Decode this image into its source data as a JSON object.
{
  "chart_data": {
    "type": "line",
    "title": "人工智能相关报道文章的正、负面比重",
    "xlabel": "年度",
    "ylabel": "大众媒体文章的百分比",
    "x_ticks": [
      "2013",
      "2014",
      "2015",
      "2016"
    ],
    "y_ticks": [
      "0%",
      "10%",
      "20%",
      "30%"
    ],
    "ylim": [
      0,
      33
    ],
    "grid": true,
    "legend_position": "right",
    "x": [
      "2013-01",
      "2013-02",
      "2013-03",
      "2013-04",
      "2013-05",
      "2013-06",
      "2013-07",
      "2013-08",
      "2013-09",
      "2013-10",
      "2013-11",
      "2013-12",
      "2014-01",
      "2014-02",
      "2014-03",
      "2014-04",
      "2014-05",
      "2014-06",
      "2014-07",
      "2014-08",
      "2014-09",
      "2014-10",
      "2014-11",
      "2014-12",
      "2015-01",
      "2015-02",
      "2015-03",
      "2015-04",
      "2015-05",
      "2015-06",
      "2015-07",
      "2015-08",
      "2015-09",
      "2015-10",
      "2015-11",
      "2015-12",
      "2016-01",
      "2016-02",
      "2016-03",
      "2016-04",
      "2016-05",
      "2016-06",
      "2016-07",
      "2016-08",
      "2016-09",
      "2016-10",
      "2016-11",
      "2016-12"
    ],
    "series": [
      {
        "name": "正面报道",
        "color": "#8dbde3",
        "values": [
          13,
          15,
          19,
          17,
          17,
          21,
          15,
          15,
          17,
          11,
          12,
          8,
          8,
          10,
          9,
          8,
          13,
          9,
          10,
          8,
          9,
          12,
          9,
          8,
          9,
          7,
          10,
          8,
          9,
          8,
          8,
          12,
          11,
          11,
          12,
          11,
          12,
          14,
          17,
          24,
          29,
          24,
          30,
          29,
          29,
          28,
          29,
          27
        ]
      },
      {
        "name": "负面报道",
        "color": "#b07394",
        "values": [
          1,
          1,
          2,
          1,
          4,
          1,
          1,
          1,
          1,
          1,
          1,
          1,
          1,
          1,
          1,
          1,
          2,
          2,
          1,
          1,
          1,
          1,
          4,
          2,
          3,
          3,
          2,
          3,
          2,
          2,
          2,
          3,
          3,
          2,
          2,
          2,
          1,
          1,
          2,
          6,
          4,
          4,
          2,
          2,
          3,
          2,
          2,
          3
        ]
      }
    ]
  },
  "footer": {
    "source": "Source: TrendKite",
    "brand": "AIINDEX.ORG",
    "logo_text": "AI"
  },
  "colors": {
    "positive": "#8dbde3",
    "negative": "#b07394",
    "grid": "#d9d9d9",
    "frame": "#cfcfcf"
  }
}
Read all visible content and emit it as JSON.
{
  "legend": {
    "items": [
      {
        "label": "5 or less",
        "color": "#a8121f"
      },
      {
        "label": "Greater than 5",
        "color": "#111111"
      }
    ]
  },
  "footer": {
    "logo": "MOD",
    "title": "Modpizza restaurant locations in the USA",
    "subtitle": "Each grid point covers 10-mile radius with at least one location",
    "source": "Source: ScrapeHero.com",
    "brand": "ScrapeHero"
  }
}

★ ★ ★

- [Required work]:
Extract every record and return it verbatim.

- [Result]:
Decode this image into its source data as a JSON object.
{
  "chart_data": {
    "type": "line",
    "title": "人工智能相关报道文章的正、负面比重",
    "xlabel": "年度",
    "ylabel": "大众媒体文章的百分比",
    "x_ticks": [
      "2013",
      "2014",
      "2015",
      "2016"
    ],
    "y_ticks": [
      "0%",
      "10%",
      "20%",
      "30%"
    ],
    "ylim": [
      0,
      33
    ],
    "grid": true,
    "legend_position": "right",
    "x": [
      "2013-01",
      "2013-02",
      "2013-03",
      "2013-04",
      "2013-05",
      "2013-06",
      "2013-07",
      "2013-08",
      "2013-09",
      "2013-10",
      "2013-11",
      "2013-12",
      "2014-01",
      "2014-02",
      "2014-03",
      "2014-04",
      "2014-05",
      "2014-06",
      "2014-07",
      "2014-08",
      "2014-09",
      "2014-10",
      "2014-11",
      "2014-12",
      "2015-01",
      "2015-02",
      "2015-03",
      "2015-04",
      "2015-05",
      "2015-06",
      "2015-07",
      "2015-08",
      "2015-09",
      "2015-10",
      "2015-11",
      "2015-12",
      "2016-01",
      "2016-02",
      "2016-03",
      "2016-04",
      "2016-05",
      "2016-06",
      "2016-07",
      "2016-08",
      "2016-09",
      "2016-10",
      "2016-11",
      "2016-12"
    ],
    "series": [
      {
        "name": "正面报道",
        "color": "#8dbde3",
        "values": [
          13,
          15,
          19,
          17,
          17,
          21,
          15,
          15,
          17,
          11,
          12,
          8,
          8,
          10,
          9,
          8,
          13,
          9,
          10,
          8,
          9,
          12,
          9,
          8,
          9,
          7,
          10,
          8,
          9,
          8,
          8,
          12,
          11,
          11,
          12,
          11,
          12,
          14,
          17,
          24,
          29,
          24,
          30,
          29,
          29,
          28,
          29,
          27
        ]
      },
      {
        "name": "负面报道",
        "color": "#b07394",
        "values": [
          1,
          1,
          2,
          1,
          4,
          1,
          1,
          1,
          1,
          1,
          1,
          1,
          1,
          1,
          1,
          1,
          2,
          2,
          1,
          1,
          1,
          1,
          4,
          2,
          3,
          3,
          2,
          3,
          2,
          2,
          2,
          3,
          3,
          2,
          2,
          2,
          1,
          1,
          2,
          6,
          4,
          4,
          2,
          2,
          3,
          2,
          2,
          3
        ]
      }
    ]
  },
  "footer": {
    "source": "Source: TrendKite",
    "brand": "AIINDEX.ORG",
    "logo_text": "AI"
  },
  "colors": {
    "positive": "#8dbde3",
    "negative": "#b07394",
    "grid": "#d9d9d9",
    "frame": "#cfcfcf"
  }
}
Read all visible content and emit it as JSON.
{
  "legend": {
    "items": [
      {
        "label": "5 or less",
        "color": "#a8121f"
      },
      {
        "label": "Greater than 5",
        "color": "#111111"
      }
    ]
  },
  "footer": {
    "logo": "MOD",
    "title": "Modpizza restaurant locations in the USA",
    "subtitle": "Each grid point covers 10-mile radius with at least one location",
    "source": "Source: ScrapeHero.com",
    "brand": "ScrapeHero"
  }
}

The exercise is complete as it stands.